Inoltre, dallo stesso ambiente
ecclesiastico provenivano atteggiamenti
in un certo senso contraddittori. Ad
esempio nelle parole di Sant’Agostino
(354-430): «Dalla donna la morte, dalla
donna la vita». Soprattutto
nell’esaltazione della figura di Maria
come in San Gerolamo (V secolo): «Morte
da Eva, vita da Maria».
Infatti il pensiero cristiano prevedeva
per le donne la possibilità di
riscattare la loro condizione attraverso
la vita religiosa e la consacrazione a
Dio (la Madonna ne era il riferimento
ideale). Aspetto importante nei primi
secoli medievali, dato che il convento
offriva la possibilità di uscire dalla
famiglia, evitando il matrimonio e una
relativa indipendenza seppur all’interno
delle strutture religiose; la
possibilità, inoltre, di ricevere
un’educazione di alto livello.
Molti monasteri femminili, almeno fino
al XI secolo, furono rinomati centri
culturali. In questo periodo, la ormai
secolare convivenza con la tradizione
nordica delle popolazioni barbariche,
dove la considerazione della donna era
molto meno negativa, contribuì a
sensibili innovazioni. Sono numerose le
leggi che pur nel contesto di una
società a prevalenza maschile, tentarono
di migliorare alcuni aspetti della vita
materiale femminile.
A partire dal 543 con le leggi di
Giustiniano si iniziano a prendere in
considerazione, per quanto riguarda il
diritto ereditario, anche la linea di
discendenza femminile; «La parentela
giuridica non era più solo quella che
derivava dal padre e dai suoi ascendenti
ma anche quella che legava i nuovi nati
alla madre e al suo gruppo familiare
d’origine» (Lazzari 2010). Nei domini
longobardi comparvero norme che
tutelavano le donne dalle molestie
sessuali e offrivano, in alcuni casi, la
possibilità di sciogliere il vincolo
matrimoniale. Nei regni visigoti si
tentò di porre un freno alla pratica
delle spose bambine e dei matrimoni
combinati.
Nel IX secolo la riforma scolastica
introdotta dai Carolingi in gran parte
dell’Europa, consentiva anche alle
ragazze (almeno quelle delle classi
sociali più elevate) un più facile
accesso all’istruzione. Per quanto
riguarda il lavoro, specie tra le classi
sociali inferiori e nell’ambito di
un’economia di sussistenza, le donne non
sembravano avere, pur con mansioni
diverse, particolari restrizioni. Non
godevano però di libertà giuridica e
dovevano essere sotto la tutela di un
uomo (marito, padre o autorità locale).

Estratti dei dati.
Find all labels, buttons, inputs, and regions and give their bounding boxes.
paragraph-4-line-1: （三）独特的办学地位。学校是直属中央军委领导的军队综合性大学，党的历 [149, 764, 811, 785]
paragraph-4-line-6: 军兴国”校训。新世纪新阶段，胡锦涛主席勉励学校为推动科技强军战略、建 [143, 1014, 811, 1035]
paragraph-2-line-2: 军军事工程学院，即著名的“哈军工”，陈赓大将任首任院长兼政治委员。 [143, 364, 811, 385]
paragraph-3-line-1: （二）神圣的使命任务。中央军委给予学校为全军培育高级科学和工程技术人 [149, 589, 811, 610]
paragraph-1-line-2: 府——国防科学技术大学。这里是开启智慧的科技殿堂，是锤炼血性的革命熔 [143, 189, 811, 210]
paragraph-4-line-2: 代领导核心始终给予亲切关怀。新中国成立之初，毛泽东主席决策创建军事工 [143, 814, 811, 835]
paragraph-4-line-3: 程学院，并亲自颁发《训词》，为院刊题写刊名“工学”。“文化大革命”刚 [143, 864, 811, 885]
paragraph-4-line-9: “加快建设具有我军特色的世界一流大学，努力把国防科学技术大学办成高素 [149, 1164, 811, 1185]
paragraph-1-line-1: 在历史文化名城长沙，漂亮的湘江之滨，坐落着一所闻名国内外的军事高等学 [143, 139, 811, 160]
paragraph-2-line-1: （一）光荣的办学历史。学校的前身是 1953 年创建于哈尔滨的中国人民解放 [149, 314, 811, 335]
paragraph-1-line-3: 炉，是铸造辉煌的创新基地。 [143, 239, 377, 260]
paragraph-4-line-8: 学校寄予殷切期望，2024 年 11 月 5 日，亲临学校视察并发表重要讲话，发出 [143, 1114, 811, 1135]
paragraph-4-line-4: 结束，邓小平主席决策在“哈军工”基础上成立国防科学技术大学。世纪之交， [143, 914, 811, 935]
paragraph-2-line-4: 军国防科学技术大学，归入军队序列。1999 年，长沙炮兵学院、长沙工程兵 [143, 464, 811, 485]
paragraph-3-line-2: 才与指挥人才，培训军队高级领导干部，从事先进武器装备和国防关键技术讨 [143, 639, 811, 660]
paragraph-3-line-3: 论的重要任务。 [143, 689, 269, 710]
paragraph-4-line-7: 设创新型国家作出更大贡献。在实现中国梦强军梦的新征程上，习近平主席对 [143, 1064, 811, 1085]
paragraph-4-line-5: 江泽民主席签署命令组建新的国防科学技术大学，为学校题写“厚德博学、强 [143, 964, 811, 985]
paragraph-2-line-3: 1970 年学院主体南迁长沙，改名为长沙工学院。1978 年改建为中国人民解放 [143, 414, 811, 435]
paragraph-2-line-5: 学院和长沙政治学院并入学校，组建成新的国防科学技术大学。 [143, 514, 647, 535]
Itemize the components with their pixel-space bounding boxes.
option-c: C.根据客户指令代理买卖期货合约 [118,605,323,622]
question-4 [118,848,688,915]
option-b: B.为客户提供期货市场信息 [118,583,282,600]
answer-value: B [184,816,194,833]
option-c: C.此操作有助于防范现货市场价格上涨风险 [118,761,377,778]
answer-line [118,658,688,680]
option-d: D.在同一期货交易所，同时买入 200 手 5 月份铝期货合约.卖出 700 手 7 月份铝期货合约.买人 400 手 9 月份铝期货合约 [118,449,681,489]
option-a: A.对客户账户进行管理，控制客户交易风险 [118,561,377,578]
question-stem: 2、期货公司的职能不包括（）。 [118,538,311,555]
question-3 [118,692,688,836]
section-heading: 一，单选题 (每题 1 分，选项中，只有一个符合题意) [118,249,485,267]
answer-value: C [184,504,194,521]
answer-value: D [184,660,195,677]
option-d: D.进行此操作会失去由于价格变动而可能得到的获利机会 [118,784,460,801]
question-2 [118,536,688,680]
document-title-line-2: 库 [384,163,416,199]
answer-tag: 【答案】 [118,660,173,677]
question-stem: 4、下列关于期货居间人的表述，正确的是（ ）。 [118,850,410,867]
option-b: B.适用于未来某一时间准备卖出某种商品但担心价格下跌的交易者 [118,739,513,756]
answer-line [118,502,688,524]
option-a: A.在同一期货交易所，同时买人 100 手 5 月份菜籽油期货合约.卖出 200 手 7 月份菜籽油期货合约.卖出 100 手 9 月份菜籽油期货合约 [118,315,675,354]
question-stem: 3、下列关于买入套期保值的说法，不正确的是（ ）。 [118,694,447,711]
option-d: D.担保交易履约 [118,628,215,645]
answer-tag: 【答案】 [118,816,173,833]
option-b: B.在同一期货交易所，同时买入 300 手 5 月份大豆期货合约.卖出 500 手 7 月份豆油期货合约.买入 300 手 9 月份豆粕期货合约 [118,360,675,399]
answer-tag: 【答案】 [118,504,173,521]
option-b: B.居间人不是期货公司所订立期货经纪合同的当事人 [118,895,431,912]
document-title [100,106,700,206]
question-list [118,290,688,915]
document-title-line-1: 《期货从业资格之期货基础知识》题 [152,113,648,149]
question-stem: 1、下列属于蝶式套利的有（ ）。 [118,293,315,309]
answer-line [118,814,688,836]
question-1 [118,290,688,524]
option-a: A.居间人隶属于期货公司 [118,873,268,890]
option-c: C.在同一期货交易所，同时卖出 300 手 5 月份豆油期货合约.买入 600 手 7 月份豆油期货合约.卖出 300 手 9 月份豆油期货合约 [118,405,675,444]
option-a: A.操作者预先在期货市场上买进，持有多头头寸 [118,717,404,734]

Cosa fare.
1) Secondo il testo sulle donne nel Medioevo, sotto la tutela di quali figure dovevano stare le donne? Elencale tutte.
2) Prosegui il testo sulle donne nel Medioevo a partire dall'ultima frase riportata.

Risposte numerate.
1) Marito, padre, autorità locale.

2)
Condizione simile a quella dei servi e
dei semiliberi; situazione che dipendeva
solo in parte dal genere dato che era
conseguenza del complicato sistema di
rapporti e legami consuetudinari, che
caratterizzava la società feudale.
Nei secoli alto medievali quindi vi
furono dei segnali (seppur minimi) di un
relativo miglioramento della condizione
femminile. Il quadro, però, cambia
sensibilmente intorno al XII secolo
quando, nella società europea, iniziano
una serie di trasformazioni che
interessano le principali istituzioni
dell’epoca. Se da un lato l’Impero perde
il suo potere sul territorio (in
sostanza un processo di svuotamento),
dall’altro lato la Chiesa, subisce una
trasformazione opposta. Essa rafforza in
modo spropositato la propria funzione di
guida politico-sociale plasmando, in
pratica, la società a sua immagine. Non
a caso in questo periodo si inizia a
usare il termine Cristianità per
indicare l’Europa centro-occidentale;
un’idea essenzialmente religiosa che
condiziona ovviamente l’immaginario
collettivo. In questo modo teorie e idee
ma anche inquietudini e ossessioni delle
autorità ecclesiastiche, si diffondono
all’intera società.
L’aspetto religioso portato al
parossismo provoca una visione
dualistica del mondo, ovvero una
contrapposizione tra bene e male. Se il
bene è la Cristianità, il male,
l’avversario, è chi si oppone a essa.
Pertanto la donna che per secoli nelle
speculazioni dei teologi è stata
accomunata al peccato quindi al male,
diventa automaticamente non solo nemica
della Chiesa ma dell’intera società. In
definitiva tale processo ebbe una
precisa conseguenza: «Ciò che nell’ Alto
Medioevo era argomento monastico è
diventato in seguito, per l’allargarsi
progressivo dell’uditorio, avvertimento
spaventato a uso di tutti i cattolici,
che furono invitati a confondere vita
dei chierici e vita dei laici,
sessualità e peccato, Eva e Satana»
(Delumeau 1979). Senza dimenticare che
intorno al XII secolo viene riscoperta
la filosofia greca, in particolare
l’opera di Aristotele; adattata da
Tommaso d’Acquino al pensiero cristiano
contribuisce di fatto a formare il
modello scientifico dell’Occidente.
Pertanto anche le teorie antifemministe
dell’antichità si ripropongono come
rispettate tesi scientifiche.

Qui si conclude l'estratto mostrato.